▶ [What to do]
Please give the records again from the start through the line containing "heat-cell <box>739 385 797 439</box>", swapping "rms-point" for "rms-marker" and leaving everything else as it is.

▶ [Stored records]
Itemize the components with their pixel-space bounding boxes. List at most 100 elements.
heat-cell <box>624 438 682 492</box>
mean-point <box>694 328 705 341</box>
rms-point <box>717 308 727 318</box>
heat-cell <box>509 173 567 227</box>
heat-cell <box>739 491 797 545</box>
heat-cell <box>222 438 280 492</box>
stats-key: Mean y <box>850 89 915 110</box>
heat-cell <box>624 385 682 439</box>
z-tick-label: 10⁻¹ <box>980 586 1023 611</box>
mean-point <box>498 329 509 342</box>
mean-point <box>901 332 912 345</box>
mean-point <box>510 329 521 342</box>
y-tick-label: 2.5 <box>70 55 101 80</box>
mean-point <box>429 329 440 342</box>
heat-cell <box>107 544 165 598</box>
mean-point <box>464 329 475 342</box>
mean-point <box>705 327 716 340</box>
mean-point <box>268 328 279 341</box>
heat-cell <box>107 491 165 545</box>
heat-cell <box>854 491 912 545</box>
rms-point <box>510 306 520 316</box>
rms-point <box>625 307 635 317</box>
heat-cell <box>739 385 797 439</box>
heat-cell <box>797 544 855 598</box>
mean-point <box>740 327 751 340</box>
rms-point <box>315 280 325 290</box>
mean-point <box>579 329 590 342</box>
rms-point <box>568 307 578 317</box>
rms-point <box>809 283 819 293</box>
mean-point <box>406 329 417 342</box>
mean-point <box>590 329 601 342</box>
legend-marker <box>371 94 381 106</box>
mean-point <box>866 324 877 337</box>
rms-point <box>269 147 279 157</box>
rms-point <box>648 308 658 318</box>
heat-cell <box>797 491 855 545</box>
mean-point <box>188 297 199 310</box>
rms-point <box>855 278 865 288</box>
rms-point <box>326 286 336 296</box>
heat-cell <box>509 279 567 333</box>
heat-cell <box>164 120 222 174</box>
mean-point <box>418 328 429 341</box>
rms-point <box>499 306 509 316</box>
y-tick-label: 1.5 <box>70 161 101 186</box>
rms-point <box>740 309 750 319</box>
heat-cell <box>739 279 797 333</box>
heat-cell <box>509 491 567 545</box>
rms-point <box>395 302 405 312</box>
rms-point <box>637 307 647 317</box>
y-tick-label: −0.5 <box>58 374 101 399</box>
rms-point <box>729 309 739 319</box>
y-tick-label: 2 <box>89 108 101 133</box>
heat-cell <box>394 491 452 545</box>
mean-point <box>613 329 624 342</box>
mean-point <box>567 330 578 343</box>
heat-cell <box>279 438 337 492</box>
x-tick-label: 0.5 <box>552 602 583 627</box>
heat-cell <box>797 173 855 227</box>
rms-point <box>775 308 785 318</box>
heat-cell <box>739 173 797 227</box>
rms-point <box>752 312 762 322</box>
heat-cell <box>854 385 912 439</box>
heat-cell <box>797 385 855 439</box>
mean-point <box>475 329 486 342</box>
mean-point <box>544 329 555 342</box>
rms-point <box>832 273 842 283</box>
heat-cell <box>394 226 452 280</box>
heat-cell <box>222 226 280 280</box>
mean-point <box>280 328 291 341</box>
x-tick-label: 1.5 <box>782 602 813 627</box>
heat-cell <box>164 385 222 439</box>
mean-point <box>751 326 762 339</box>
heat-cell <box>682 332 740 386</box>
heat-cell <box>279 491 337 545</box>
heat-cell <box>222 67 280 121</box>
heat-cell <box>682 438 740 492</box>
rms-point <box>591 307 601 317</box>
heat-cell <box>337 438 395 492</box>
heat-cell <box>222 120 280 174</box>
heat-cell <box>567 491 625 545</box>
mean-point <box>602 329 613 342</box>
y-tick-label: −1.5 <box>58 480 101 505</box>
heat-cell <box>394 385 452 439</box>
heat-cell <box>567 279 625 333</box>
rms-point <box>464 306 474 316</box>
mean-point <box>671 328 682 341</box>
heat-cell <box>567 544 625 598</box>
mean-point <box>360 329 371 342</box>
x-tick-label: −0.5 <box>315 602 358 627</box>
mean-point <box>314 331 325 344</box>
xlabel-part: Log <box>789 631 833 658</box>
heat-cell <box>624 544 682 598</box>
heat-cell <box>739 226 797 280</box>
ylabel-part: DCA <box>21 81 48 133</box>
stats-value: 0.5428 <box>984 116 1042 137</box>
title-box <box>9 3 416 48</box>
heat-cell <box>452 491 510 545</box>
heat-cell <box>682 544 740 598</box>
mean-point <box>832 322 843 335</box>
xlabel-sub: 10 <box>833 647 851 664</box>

▶ [Response]
Itemize the components with their pixel-space bounding boxes. List at most 100 elements.
heat-cell <box>624 438 682 492</box>
mean-point <box>694 328 705 341</box>
rms-marker <box>717 308 727 318</box>
heat-cell <box>509 173 567 227</box>
heat-cell <box>739 491 797 545</box>
heat-cell <box>222 438 280 492</box>
stats-key: Mean y <box>850 89 915 110</box>
heat-cell <box>624 385 682 439</box>
z-tick-label: 10⁻¹ <box>980 586 1023 611</box>
mean-point <box>498 329 509 342</box>
mean-point <box>901 332 912 345</box>
mean-point <box>510 329 521 342</box>
y-tick-label: 2.5 <box>70 55 101 80</box>
mean-point <box>429 329 440 342</box>
heat-cell <box>107 544 165 598</box>
mean-point <box>464 329 475 342</box>
mean-point <box>705 327 716 340</box>
mean-point <box>268 328 279 341</box>
heat-cell <box>107 491 165 545</box>
heat-cell <box>854 491 912 545</box>
rms-marker <box>510 306 520 316</box>
rms-marker <box>625 307 635 317</box>
heat-cell <box>739 385 797 439</box>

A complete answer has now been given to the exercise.